• Instruction:
Repeat, exactly and completely, the material that follows. Omit the pictures.

Records from a data collection

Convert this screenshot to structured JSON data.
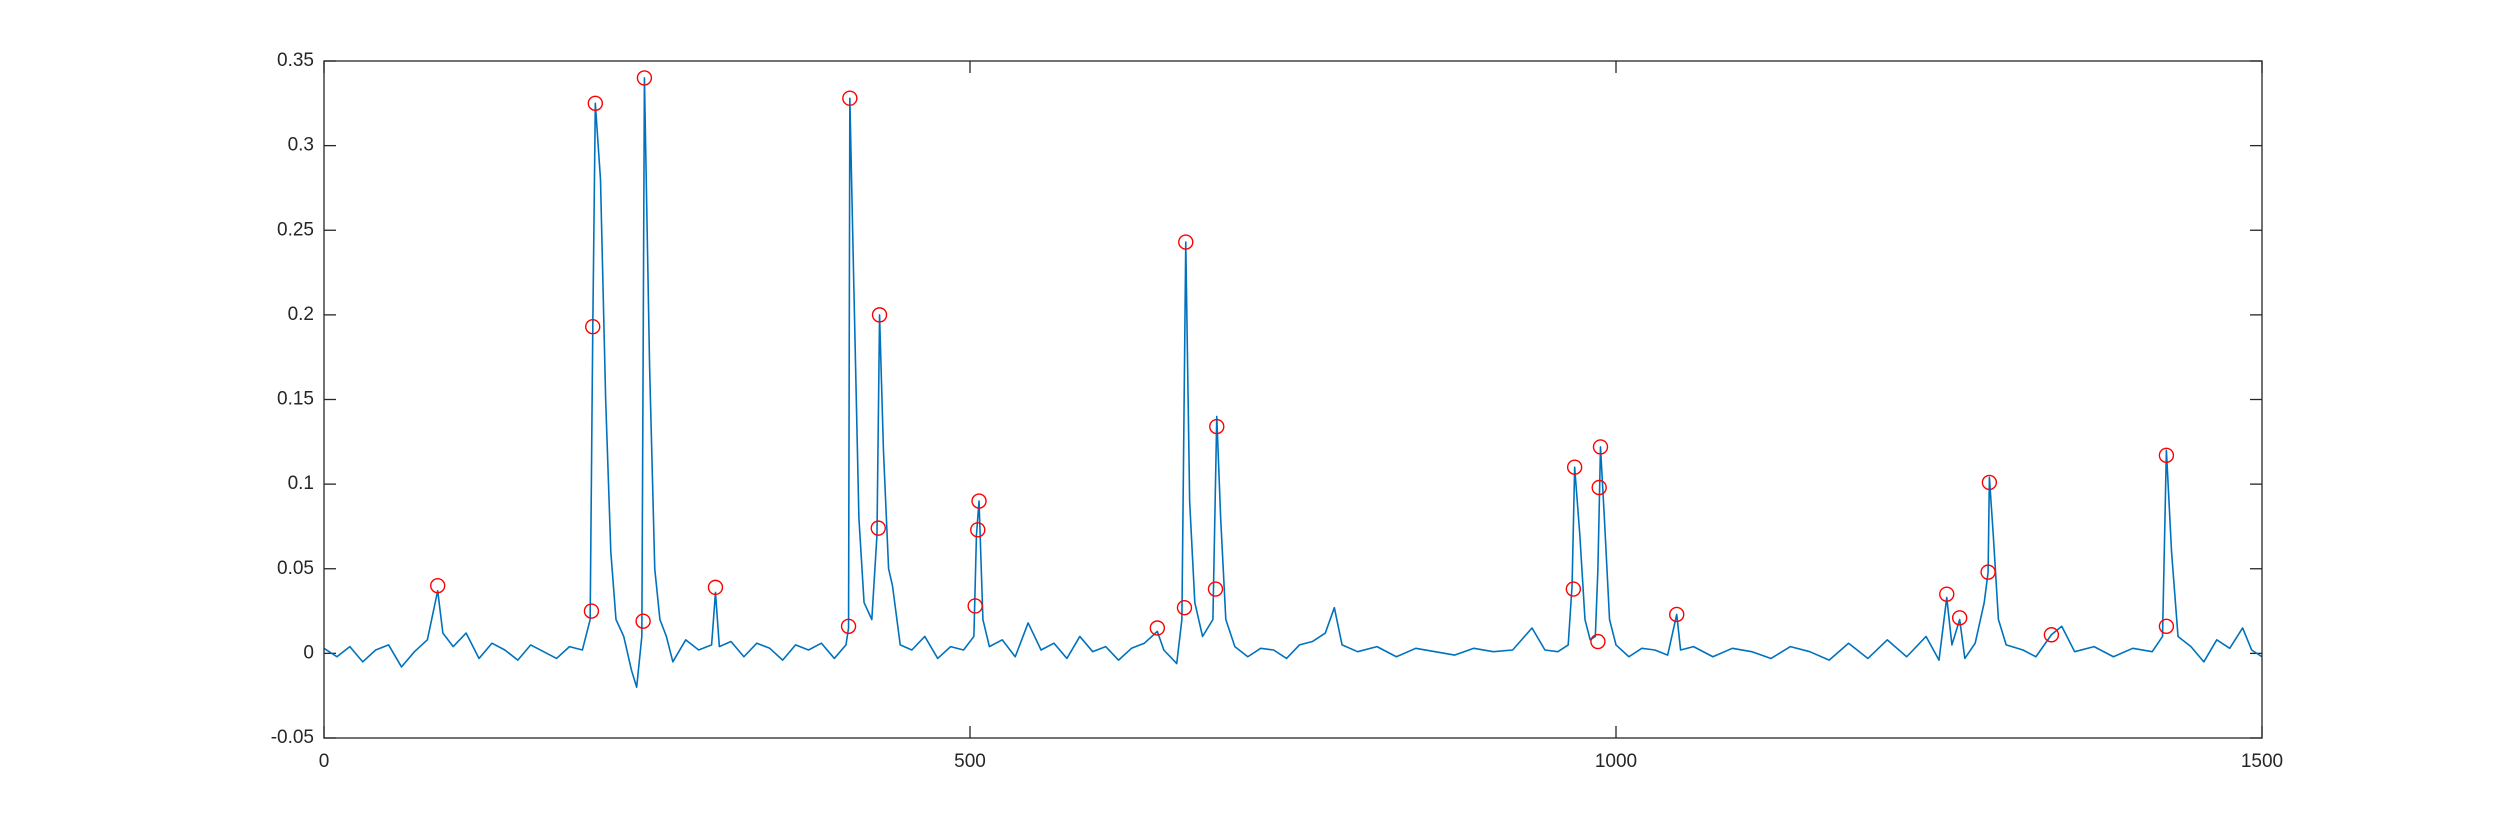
{
  "chart_data": {
    "type": "line",
    "xlim": [
      0,
      1500
    ],
    "xticks": [
      0,
      500,
      1000,
      1500
    ],
    "ylim": [
      -0.05,
      0.35
    ],
    "yticks": [
      -0.05,
      0,
      0.05,
      0.1,
      0.15,
      0.2,
      0.25,
      0.3,
      0.35
    ],
    "box": true,
    "series": [
      {
        "color": "#0072bd",
        "line": true,
        "marker": "none",
        "x": [
          0,
          10,
          20,
          30,
          40,
          50,
          60,
          70,
          80,
          88,
          92,
          100,
          110,
          120,
          130,
          140,
          150,
          160,
          170,
          180,
          190,
          200,
          206,
          208,
          210,
          214,
          218,
          222,
          226,
          232,
          238,
          242,
          246,
          248,
          252,
          256,
          260,
          265,
          270,
          280,
          290,
          300,
          303,
          306,
          315,
          325,
          335,
          345,
          355,
          365,
          375,
          385,
          395,
          404,
          406,
          407,
          410,
          414,
          418,
          424,
          428,
          430,
          433,
          437,
          440,
          446,
          455,
          465,
          475,
          485,
          495,
          503,
          505,
          507,
          510,
          515,
          525,
          535,
          545,
          555,
          565,
          575,
          585,
          595,
          605,
          615,
          625,
          635,
          645,
          650,
          660,
          664,
          667,
          670,
          674,
          680,
          688,
          691,
          694,
          698,
          705,
          715,
          725,
          735,
          745,
          755,
          765,
          775,
          782,
          788,
          800,
          815,
          830,
          845,
          860,
          875,
          890,
          905,
          920,
          935,
          945,
          955,
          963,
          966,
          968,
          972,
          976,
          980,
          984,
          986,
          988,
          991,
          995,
          1000,
          1010,
          1020,
          1030,
          1040,
          1047,
          1050,
          1060,
          1075,
          1090,
          1105,
          1120,
          1135,
          1150,
          1165,
          1180,
          1195,
          1210,
          1225,
          1240,
          1250,
          1256,
          1260,
          1266,
          1270,
          1278,
          1285,
          1288,
          1289,
          1292,
          1296,
          1302,
          1315,
          1325,
          1337,
          1345,
          1355,
          1370,
          1385,
          1400,
          1415,
          1423,
          1426,
          1430,
          1435,
          1445,
          1455,
          1465,
          1475,
          1485,
          1492,
          1500
        ],
        "values": [
          0.003,
          -0.002,
          0.004,
          -0.005,
          0.002,
          0.005,
          -0.008,
          0.001,
          0.008,
          0.037,
          0.012,
          0.004,
          0.012,
          -0.003,
          0.006,
          0.002,
          -0.004,
          0.005,
          0.001,
          -0.003,
          0.004,
          0.002,
          0.02,
          0.19,
          0.325,
          0.28,
          0.15,
          0.06,
          0.02,
          0.01,
          -0.01,
          -0.02,
          0.01,
          0.34,
          0.17,
          0.05,
          0.02,
          0.01,
          -0.005,
          0.008,
          0.002,
          0.005,
          0.036,
          0.004,
          0.007,
          -0.002,
          0.006,
          0.003,
          -0.004,
          0.005,
          0.002,
          0.006,
          -0.003,
          0.005,
          0.015,
          0.328,
          0.22,
          0.08,
          0.03,
          0.02,
          0.07,
          0.2,
          0.12,
          0.05,
          0.04,
          0.005,
          0.002,
          0.01,
          -0.003,
          0.004,
          0.002,
          0.01,
          0.07,
          0.09,
          0.02,
          0.004,
          0.008,
          -0.002,
          0.018,
          0.002,
          0.006,
          -0.003,
          0.01,
          0.001,
          0.004,
          -0.004,
          0.003,
          0.006,
          0.013,
          0.002,
          -0.006,
          0.02,
          0.243,
          0.09,
          0.03,
          0.01,
          0.02,
          0.14,
          0.08,
          0.02,
          0.004,
          -0.002,
          0.003,
          0.002,
          -0.003,
          0.005,
          0.007,
          0.012,
          0.027,
          0.005,
          0.001,
          0.004,
          -0.002,
          0.003,
          0.001,
          -0.001,
          0.003,
          0.001,
          0.002,
          0.015,
          0.002,
          0.001,
          0.005,
          0.04,
          0.11,
          0.07,
          0.02,
          0.008,
          0.01,
          0.05,
          0.122,
          0.08,
          0.02,
          0.005,
          -0.002,
          0.003,
          0.002,
          -0.001,
          0.023,
          0.002,
          0.004,
          -0.002,
          0.003,
          0.001,
          -0.003,
          0.004,
          0.001,
          -0.004,
          0.006,
          -0.003,
          0.008,
          -0.002,
          0.01,
          -0.004,
          0.033,
          0.005,
          0.02,
          -0.003,
          0.006,
          0.03,
          0.048,
          0.104,
          0.07,
          0.02,
          0.005,
          0.002,
          -0.002,
          0.011,
          0.016,
          0.001,
          0.004,
          -0.002,
          0.003,
          0.001,
          0.01,
          0.12,
          0.06,
          0.01,
          0.004,
          -0.005,
          0.008,
          0.003,
          0.015,
          0.002,
          -0.002
        ]
      },
      {
        "color": "#ff0000",
        "line": false,
        "marker": "circle",
        "x": [
          88,
          210,
          208,
          207,
          248,
          247,
          303,
          407,
          406,
          430,
          429,
          507,
          506,
          504,
          645,
          667,
          666,
          691,
          690,
          968,
          967,
          988,
          987,
          986,
          1047,
          1256,
          1266,
          1289,
          1288,
          1337,
          1426,
          1426
        ],
        "values": [
          0.04,
          0.325,
          0.193,
          0.025,
          0.34,
          0.019,
          0.039,
          0.328,
          0.016,
          0.2,
          0.074,
          0.09,
          0.073,
          0.028,
          0.015,
          0.243,
          0.027,
          0.134,
          0.038,
          0.11,
          0.038,
          0.122,
          0.098,
          0.007,
          0.023,
          0.035,
          0.021,
          0.101,
          0.048,
          0.011,
          0.117,
          0.016
        ]
      }
    ]
  }
}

• Solution for this task:
Convert this screenshot to structured JSON data.
{
  "chart_data": {
    "type": "line",
    "xlim": [
      0,
      1500
    ],
    "xticks": [
      0,
      500,
      1000,
      1500
    ],
    "ylim": [
      -0.05,
      0.35
    ],
    "yticks": [
      -0.05,
      0,
      0.05,
      0.1,
      0.15,
      0.2,
      0.25,
      0.3,
      0.35
    ],
    "box": true,
    "series": [
      {
        "color": "#0072bd",
        "line": true,
        "marker": "none",
        "x": [
          0,
          10,
          20,
          30,
          40,
          50,
          60,
          70,
          80,
          88,
          92,
          100,
          110,
          120,
          130,
          140,
          150,
          160,
          170,
          180,
          190,
          200,
          206,
          208,
          210,
          214,
          218,
          222,
          226,
          232,
          238,
          242,
          246,
          248,
          252,
          256,
          260,
          265,
          270,
          280,
          290,
          300,
          303,
          306,
          315,
          325,
          335,
          345,
          355,
          365,
          375,
          385,
          395,
          404,
          406,
          407,
          410,
          414,
          418,
          424,
          428,
          430,
          433,
          437,
          440,
          446,
          455,
          465,
          475,
          485,
          495,
          503,
          505,
          507,
          510,
          515,
          525,
          535,
          545,
          555,
          565,
          575,
          585,
          595,
          605,
          615,
          625,
          635,
          645,
          650,
          660,
          664,
          667,
          670,
          674,
          680,
          688,
          691,
          694,
          698,
          705,
          715,
          725,
          735,
          745,
          755,
          765,
          775,
          782,
          788,
          800,
          815,
          830,
          845,
          860,
          875,
          890,
          905,
          920,
          935,
          945,
          955,
          963,
          966,
          968,
          972,
          976,
          980,
          984,
          986,
          988,
          991,
          995,
          1000,
          1010,
          1020,
          1030,
          1040,
          1047,
          1050,
          1060,
          1075,
          1090,
          1105,
          1120,
          1135,
          1150,
          1165,
          1180,
          1195,
          1210,
          1225,
          1240,
          1250,
          1256,
          1260,
          1266,
          1270,
          1278,
          1285,
          1288,
          1289,
          1292,
          1296,
          1302,
          1315,
          1325,
          1337,
          1345,
          1355,
          1370,
          1385,
          1400,
          1415,
          1423,
          1426,
          1430,
          1435,
          1445,
          1455,
          1465,
          1475,
          1485,
          1492,
          1500
        ],
        "values": [
          0.003,
          -0.002,
          0.004,
          -0.005,
          0.002,
          0.005,
          -0.008,
          0.001,
          0.008,
          0.037,
          0.012,
          0.004,
          0.012,
          -0.003,
          0.006,
          0.002,
          -0.004,
          0.005,
          0.001,
          -0.003,
          0.004,
          0.002,
          0.02,
          0.19,
          0.325,
          0.28,
          0.15,
          0.06,
          0.02,
          0.01,
          -0.01,
          -0.02,
          0.01,
          0.34,
          0.17,
          0.05,
          0.02,
          0.01,
          -0.005,
          0.008,
          0.002,
          0.005,
          0.036,
          0.004,
          0.007,
          -0.002,
          0.006,
          0.003,
          -0.004,
          0.005,
          0.002,
          0.006,
          -0.003,
          0.005,
          0.015,
          0.328,
          0.22,
          0.08,
          0.03,
          0.02,
          0.07,
          0.2,
          0.12,
          0.05,
          0.04,
          0.005,
          0.002,
          0.01,
          -0.003,
          0.004,
          0.002,
          0.01,
          0.07,
          0.09,
          0.02,
          0.004,
          0.008,
          -0.002,
          0.018,
          0.002,
          0.006,
          -0.003,
          0.01,
          0.001,
          0.004,
          -0.004,
          0.003,
          0.006,
          0.013,
          0.002,
          -0.006,
          0.02,
          0.243,
          0.09,
          0.03,
          0.01,
          0.02,
          0.14,
          0.08,
          0.02,
          0.004,
          -0.002,
          0.003,
          0.002,
          -0.003,
          0.005,
          0.007,
          0.012,
          0.027,
          0.005,
          0.001,
          0.004,
          -0.002,
          0.003,
          0.001,
          -0.001,
          0.003,
          0.001,
          0.002,
          0.015,
          0.002,
          0.001,
          0.005,
          0.04,
          0.11,
          0.07,
          0.02,
          0.008,
          0.01,
          0.05,
          0.122,
          0.08,
          0.02,
          0.005,
          -0.002,
          0.003,
          0.002,
          -0.001,
          0.023,
          0.002,
          0.004,
          -0.002,
          0.003,
          0.001,
          -0.003,
          0.004,
          0.001,
          -0.004,
          0.006,
          -0.003,
          0.008,
          -0.002,
          0.01,
          -0.004,
          0.033,
          0.005,
          0.02,
          -0.003,
          0.006,
          0.03,
          0.048,
          0.104,
          0.07,
          0.02,
          0.005,
          0.002,
          -0.002,
          0.011,
          0.016,
          0.001,
          0.004,
          -0.002,
          0.003,
          0.001,
          0.01,
          0.12,
          0.06,
          0.01,
          0.004,
          -0.005,
          0.008,
          0.003,
          0.015,
          0.002,
          -0.002
        ]
      },
      {
        "color": "#ff0000",
        "line": false,
        "marker": "circle",
        "x": [
          88,
          210,
          208,
          207,
          248,
          247,
          303,
          407,
          406,
          430,
          429,
          507,
          506,
          504,
          645,
          667,
          666,
          691,
          690,
          968,
          967,
          988,
          987,
          986,
          1047,
          1256,
          1266,
          1289,
          1288,
          1337,
          1426,
          1426
        ],
        "values": [
          0.04,
          0.325,
          0.193,
          0.025,
          0.34,
          0.019,
          0.039,
          0.328,
          0.016,
          0.2,
          0.074,
          0.09,
          0.073,
          0.028,
          0.015,
          0.243,
          0.027,
          0.134,
          0.038,
          0.11,
          0.038,
          0.122,
          0.098,
          0.007,
          0.023,
          0.035,
          0.021,
          0.101,
          0.048,
          0.011,
          0.117,
          0.016
        ]
      }
    ]
  }
}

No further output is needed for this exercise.